▶ **TASK PROMPT**: Extract each line where the string "chevron" shows up.

▶ **RAW DATA**:

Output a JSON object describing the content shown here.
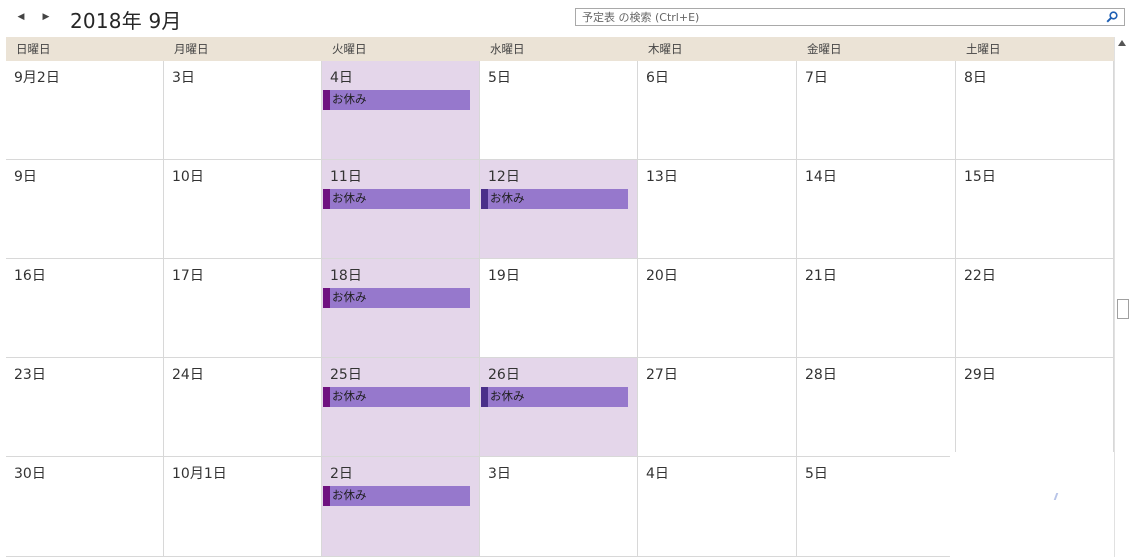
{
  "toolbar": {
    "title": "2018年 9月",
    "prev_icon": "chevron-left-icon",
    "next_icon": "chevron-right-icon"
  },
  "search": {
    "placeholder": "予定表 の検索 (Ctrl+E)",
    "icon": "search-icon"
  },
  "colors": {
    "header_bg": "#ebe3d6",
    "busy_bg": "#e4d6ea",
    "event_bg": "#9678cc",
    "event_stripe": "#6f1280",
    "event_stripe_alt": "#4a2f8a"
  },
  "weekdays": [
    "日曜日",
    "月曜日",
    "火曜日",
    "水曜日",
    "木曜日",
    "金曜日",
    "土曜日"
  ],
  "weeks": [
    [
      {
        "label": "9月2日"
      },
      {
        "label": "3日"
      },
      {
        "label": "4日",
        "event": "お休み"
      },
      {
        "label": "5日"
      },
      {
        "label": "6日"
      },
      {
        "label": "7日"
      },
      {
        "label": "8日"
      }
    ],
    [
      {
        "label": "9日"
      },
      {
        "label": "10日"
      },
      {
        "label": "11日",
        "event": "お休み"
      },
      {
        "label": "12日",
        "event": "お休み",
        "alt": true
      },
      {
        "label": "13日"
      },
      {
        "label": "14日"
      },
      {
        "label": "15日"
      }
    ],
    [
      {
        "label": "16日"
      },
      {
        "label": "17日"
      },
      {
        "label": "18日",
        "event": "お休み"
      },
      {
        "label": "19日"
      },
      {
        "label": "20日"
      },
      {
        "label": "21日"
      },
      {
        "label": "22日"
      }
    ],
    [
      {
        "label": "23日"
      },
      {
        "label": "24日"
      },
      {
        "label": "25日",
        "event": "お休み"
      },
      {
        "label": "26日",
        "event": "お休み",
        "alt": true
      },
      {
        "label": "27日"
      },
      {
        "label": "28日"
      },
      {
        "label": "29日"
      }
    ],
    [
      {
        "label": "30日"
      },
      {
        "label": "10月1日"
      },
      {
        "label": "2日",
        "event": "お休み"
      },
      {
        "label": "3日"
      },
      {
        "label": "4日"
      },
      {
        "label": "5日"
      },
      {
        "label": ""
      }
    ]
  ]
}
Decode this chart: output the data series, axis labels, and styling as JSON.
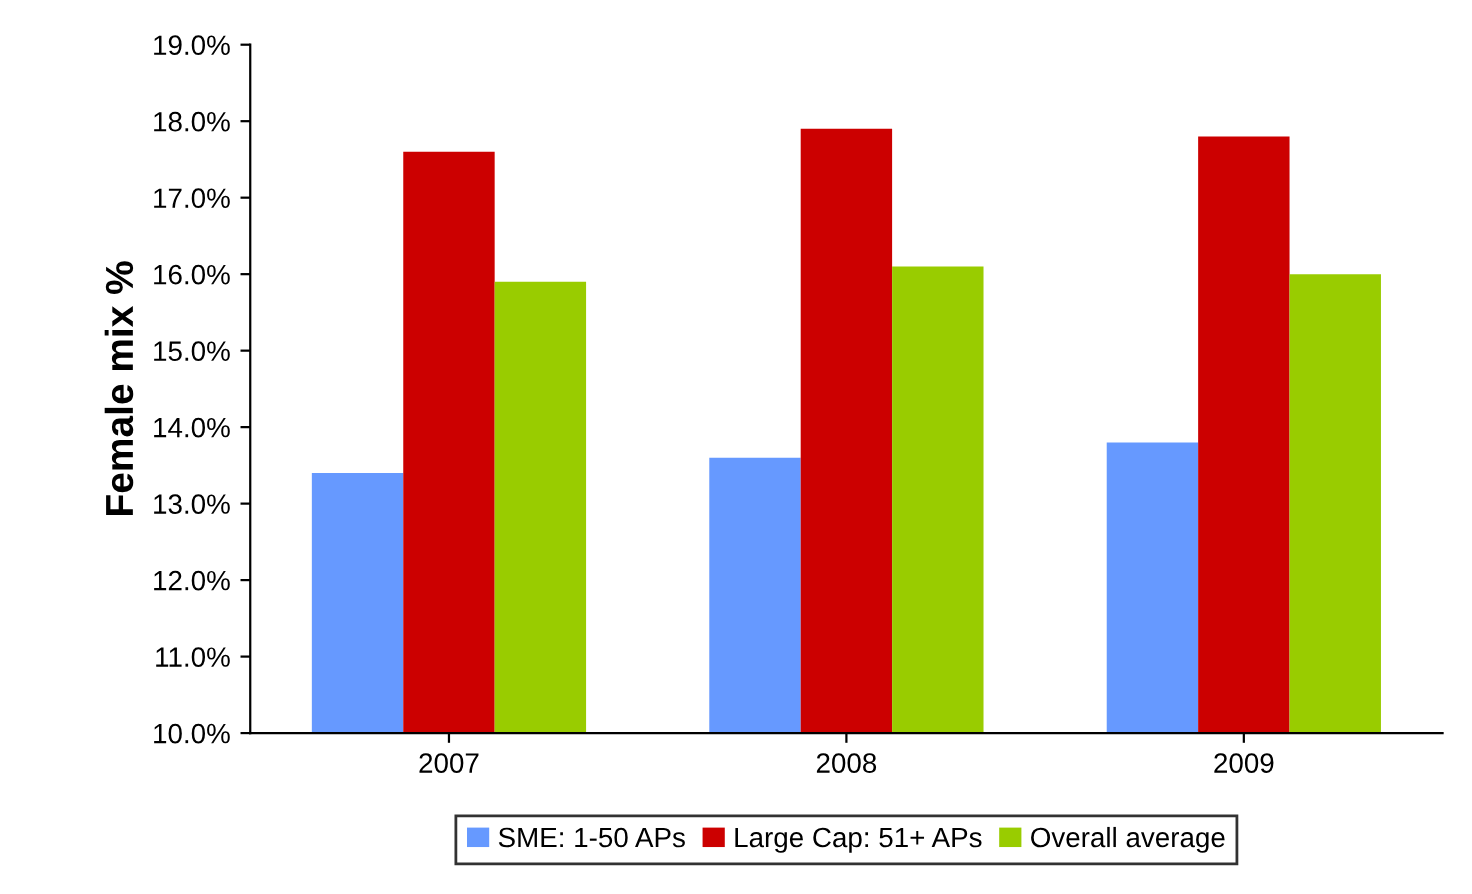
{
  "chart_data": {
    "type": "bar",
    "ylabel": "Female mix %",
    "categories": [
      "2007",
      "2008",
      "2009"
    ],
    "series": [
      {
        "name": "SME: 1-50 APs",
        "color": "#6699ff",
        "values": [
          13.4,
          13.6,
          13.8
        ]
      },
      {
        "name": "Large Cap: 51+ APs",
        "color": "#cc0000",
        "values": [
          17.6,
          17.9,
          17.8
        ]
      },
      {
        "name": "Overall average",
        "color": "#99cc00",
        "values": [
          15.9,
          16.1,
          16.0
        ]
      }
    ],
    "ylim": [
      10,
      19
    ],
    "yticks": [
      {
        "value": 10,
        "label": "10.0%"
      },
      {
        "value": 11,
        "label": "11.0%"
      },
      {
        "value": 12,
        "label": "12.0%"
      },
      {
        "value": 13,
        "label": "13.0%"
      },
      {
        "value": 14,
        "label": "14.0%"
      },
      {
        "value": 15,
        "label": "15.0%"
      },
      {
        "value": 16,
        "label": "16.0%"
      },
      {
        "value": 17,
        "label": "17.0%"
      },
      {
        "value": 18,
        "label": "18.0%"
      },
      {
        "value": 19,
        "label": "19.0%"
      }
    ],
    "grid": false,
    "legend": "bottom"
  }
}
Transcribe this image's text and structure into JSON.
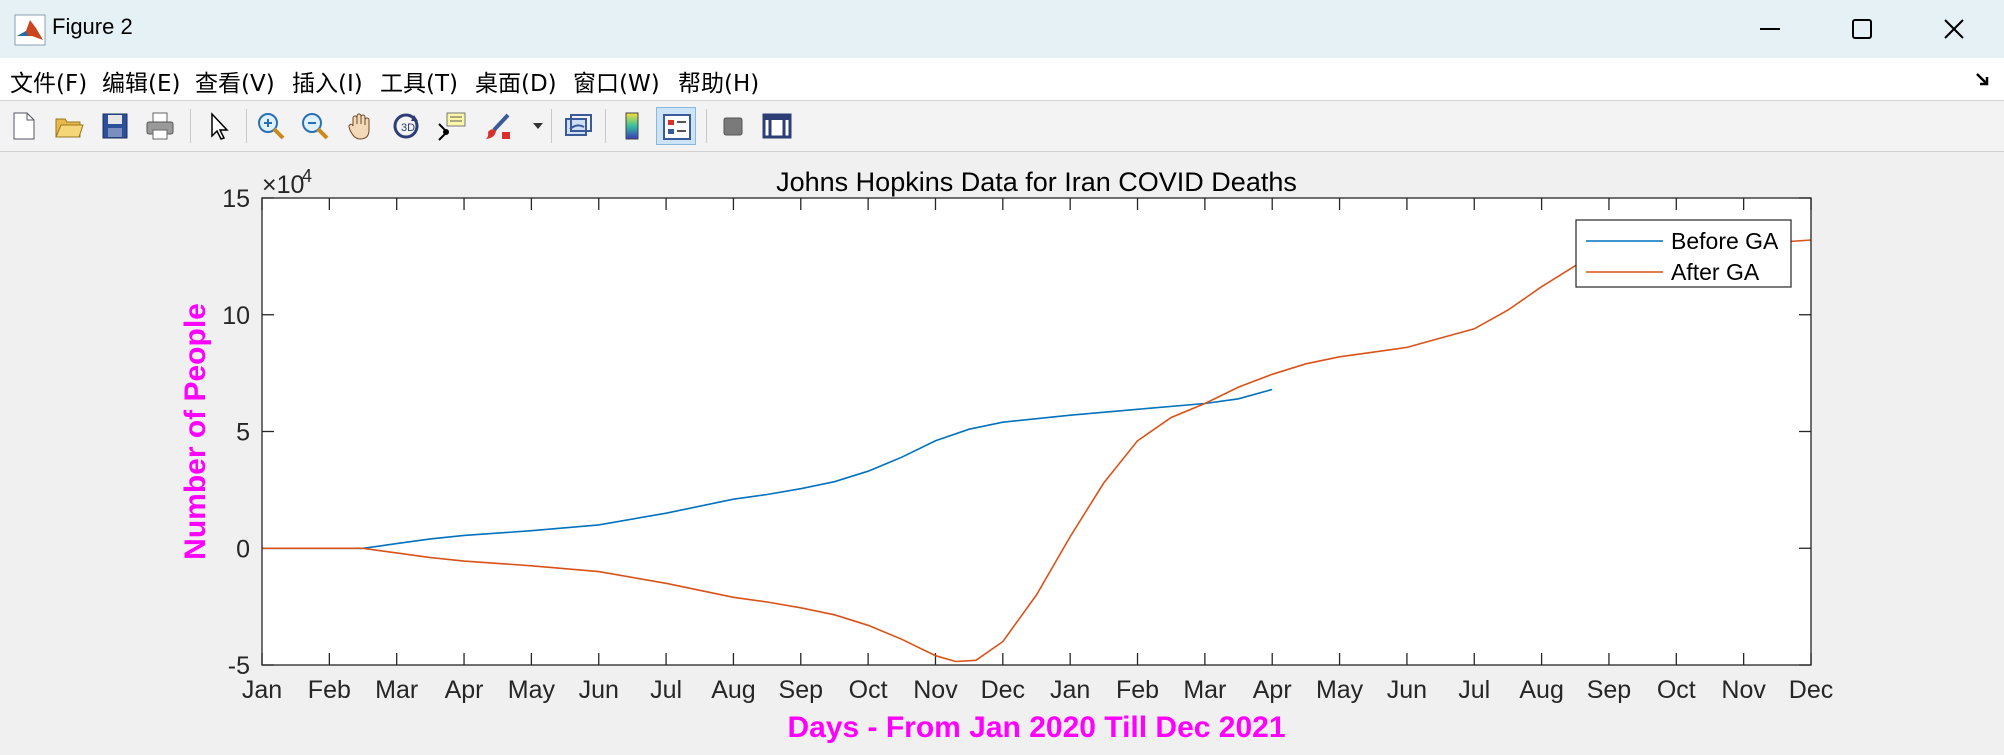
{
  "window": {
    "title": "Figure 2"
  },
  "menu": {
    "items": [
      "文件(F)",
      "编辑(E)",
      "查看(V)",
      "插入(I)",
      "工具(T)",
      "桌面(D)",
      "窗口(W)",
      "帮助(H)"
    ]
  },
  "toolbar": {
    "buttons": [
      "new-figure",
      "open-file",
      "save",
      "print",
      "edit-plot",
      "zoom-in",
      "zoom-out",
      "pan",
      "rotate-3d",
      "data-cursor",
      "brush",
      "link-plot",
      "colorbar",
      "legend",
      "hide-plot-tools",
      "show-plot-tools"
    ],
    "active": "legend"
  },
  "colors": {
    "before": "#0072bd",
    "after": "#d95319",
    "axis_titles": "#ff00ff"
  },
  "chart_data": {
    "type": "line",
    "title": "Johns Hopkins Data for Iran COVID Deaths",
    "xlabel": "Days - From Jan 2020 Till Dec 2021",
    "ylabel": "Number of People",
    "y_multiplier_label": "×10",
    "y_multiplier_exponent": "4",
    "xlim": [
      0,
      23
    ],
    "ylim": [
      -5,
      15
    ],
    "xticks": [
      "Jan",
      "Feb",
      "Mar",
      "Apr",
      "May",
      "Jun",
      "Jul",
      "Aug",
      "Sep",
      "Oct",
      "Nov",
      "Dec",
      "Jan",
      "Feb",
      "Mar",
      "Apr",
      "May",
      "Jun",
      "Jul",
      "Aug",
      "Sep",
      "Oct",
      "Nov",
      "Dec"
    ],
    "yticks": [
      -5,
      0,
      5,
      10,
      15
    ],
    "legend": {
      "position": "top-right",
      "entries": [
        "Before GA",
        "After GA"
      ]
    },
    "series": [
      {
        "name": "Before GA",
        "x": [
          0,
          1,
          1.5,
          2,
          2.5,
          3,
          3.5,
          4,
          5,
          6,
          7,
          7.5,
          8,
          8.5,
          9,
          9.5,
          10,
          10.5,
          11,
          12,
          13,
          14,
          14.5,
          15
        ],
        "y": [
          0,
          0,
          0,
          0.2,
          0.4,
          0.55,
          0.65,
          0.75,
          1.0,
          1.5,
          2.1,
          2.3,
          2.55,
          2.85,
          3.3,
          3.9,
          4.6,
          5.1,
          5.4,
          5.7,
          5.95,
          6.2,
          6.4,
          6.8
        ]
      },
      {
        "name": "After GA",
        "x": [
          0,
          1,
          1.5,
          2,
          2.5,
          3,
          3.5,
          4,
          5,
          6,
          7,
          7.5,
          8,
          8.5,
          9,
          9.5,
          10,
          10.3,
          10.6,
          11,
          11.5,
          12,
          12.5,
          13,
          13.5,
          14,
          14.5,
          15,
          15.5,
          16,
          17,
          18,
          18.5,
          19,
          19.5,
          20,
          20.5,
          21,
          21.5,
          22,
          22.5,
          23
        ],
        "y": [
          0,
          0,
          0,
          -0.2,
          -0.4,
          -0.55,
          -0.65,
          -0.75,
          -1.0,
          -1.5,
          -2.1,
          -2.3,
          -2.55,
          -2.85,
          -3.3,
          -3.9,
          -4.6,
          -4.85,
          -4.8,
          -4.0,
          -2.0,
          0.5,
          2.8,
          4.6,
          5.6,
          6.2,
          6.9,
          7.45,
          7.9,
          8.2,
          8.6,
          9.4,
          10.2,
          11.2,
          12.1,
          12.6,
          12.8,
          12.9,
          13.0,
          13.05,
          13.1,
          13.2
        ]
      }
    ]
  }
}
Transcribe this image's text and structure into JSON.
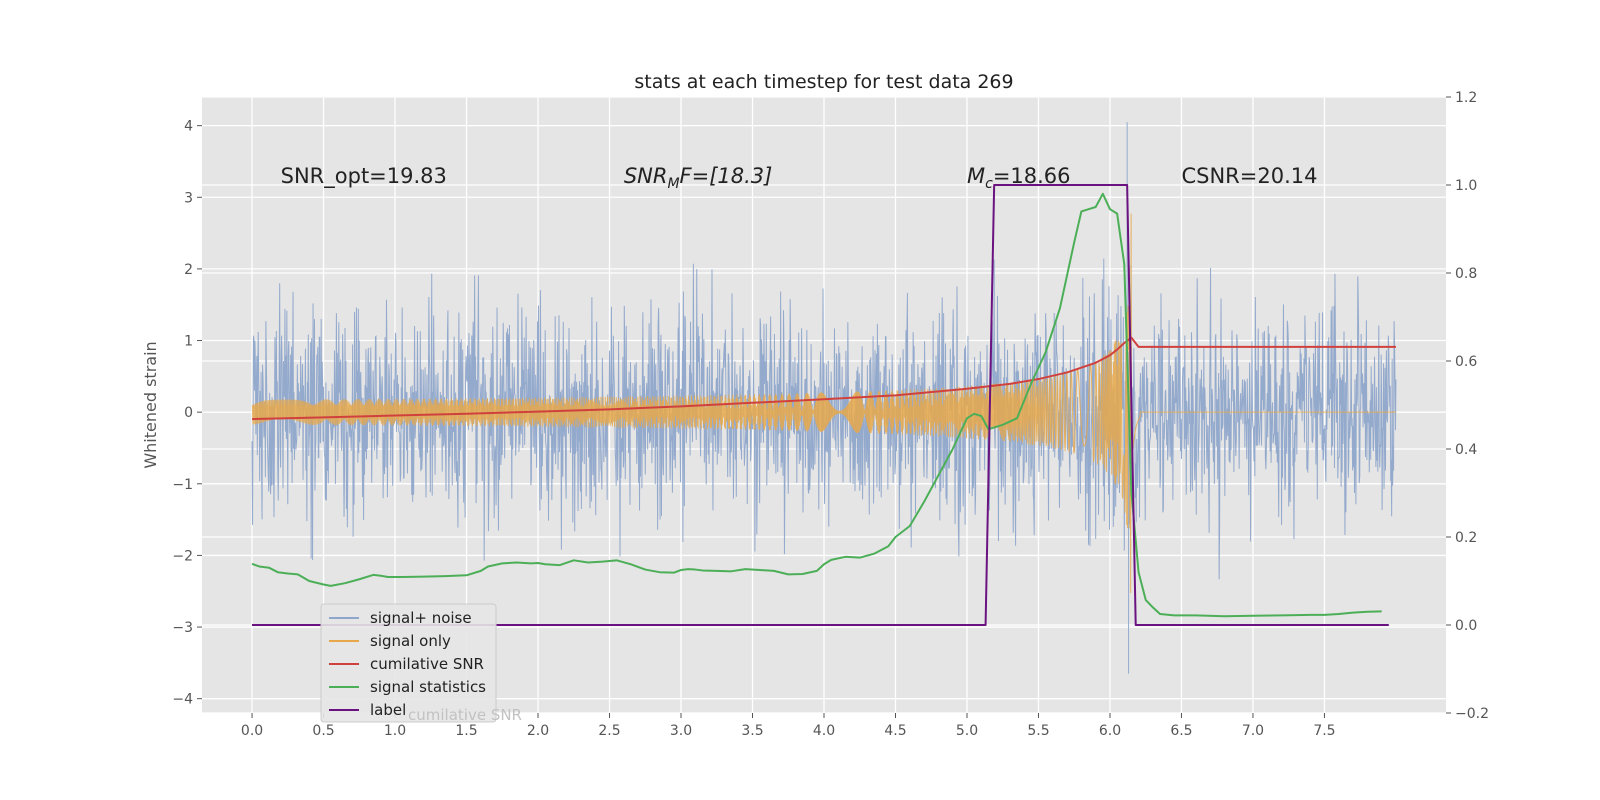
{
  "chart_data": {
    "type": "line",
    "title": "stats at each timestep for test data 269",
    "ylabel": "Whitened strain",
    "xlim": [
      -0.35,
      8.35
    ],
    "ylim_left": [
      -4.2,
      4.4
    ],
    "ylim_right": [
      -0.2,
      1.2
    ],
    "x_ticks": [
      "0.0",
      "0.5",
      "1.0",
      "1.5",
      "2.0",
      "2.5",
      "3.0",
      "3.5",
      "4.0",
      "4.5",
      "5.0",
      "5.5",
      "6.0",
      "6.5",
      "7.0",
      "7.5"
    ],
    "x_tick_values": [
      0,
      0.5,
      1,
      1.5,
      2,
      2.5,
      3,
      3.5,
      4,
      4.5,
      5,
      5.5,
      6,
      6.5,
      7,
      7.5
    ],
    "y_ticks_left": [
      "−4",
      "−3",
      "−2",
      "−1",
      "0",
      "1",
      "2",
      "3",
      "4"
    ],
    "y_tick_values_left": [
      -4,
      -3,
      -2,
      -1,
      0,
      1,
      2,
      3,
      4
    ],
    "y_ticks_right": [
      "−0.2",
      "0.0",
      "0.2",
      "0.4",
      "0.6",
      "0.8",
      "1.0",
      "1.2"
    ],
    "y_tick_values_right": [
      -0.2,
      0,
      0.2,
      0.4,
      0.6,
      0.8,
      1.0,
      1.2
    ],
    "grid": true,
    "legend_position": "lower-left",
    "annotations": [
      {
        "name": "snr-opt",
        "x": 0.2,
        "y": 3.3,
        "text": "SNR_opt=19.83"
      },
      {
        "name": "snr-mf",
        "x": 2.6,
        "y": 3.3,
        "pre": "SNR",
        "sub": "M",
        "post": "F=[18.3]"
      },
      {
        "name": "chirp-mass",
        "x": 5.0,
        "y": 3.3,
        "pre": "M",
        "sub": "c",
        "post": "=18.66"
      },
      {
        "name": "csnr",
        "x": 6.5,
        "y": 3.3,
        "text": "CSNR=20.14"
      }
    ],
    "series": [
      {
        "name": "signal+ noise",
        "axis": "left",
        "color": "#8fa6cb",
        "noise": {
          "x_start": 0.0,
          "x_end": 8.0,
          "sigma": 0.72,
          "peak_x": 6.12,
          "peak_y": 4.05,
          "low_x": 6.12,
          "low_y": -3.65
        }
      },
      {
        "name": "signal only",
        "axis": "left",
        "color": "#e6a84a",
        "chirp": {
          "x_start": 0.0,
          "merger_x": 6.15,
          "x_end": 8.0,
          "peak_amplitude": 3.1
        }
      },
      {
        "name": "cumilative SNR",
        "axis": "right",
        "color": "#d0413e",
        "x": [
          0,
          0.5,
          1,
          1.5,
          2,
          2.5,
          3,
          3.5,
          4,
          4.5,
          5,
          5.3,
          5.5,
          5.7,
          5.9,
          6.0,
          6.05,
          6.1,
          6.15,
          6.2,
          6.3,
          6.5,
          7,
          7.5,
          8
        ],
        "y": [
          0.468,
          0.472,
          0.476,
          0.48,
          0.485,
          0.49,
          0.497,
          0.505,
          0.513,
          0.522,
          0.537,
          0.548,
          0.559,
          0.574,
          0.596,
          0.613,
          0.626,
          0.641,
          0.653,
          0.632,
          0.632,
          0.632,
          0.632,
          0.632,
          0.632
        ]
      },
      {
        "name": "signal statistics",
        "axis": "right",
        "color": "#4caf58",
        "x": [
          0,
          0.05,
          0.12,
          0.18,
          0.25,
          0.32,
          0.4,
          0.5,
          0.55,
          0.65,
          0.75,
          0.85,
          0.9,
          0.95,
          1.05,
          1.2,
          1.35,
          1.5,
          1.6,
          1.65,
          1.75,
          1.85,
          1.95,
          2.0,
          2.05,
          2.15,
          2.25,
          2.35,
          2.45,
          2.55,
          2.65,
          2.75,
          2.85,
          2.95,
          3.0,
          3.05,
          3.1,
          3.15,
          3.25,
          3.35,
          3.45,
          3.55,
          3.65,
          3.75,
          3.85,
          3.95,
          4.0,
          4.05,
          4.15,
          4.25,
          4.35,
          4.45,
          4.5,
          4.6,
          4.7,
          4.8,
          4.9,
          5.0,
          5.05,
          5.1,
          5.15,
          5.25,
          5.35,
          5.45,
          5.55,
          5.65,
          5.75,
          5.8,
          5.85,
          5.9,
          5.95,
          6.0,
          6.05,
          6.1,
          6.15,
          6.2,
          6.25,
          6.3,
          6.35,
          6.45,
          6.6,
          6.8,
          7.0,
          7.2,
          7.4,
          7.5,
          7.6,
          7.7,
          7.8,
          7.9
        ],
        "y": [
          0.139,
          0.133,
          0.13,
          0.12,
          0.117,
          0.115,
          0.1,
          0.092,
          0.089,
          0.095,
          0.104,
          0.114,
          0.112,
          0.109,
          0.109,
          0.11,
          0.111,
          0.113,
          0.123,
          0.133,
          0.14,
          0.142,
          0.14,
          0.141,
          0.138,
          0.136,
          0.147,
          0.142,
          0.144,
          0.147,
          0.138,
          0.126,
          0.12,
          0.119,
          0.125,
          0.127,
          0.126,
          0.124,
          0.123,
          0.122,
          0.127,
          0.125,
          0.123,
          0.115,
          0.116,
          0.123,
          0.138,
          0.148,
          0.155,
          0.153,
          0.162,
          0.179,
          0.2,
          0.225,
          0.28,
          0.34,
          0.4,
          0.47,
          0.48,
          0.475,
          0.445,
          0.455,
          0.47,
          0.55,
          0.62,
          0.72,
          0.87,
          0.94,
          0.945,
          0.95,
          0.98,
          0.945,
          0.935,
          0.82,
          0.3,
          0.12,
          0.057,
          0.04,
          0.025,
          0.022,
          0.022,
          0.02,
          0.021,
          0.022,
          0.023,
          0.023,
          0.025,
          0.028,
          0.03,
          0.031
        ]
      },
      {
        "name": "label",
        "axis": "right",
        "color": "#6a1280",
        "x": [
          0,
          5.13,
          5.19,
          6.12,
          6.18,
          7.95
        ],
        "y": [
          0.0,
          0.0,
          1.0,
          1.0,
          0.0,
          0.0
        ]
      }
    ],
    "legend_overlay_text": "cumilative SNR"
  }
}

▶ **RESPONSE BELOW**:
    "prev_icon": "chevron-left-icon",
    "next_icon": "chevron-right-icon"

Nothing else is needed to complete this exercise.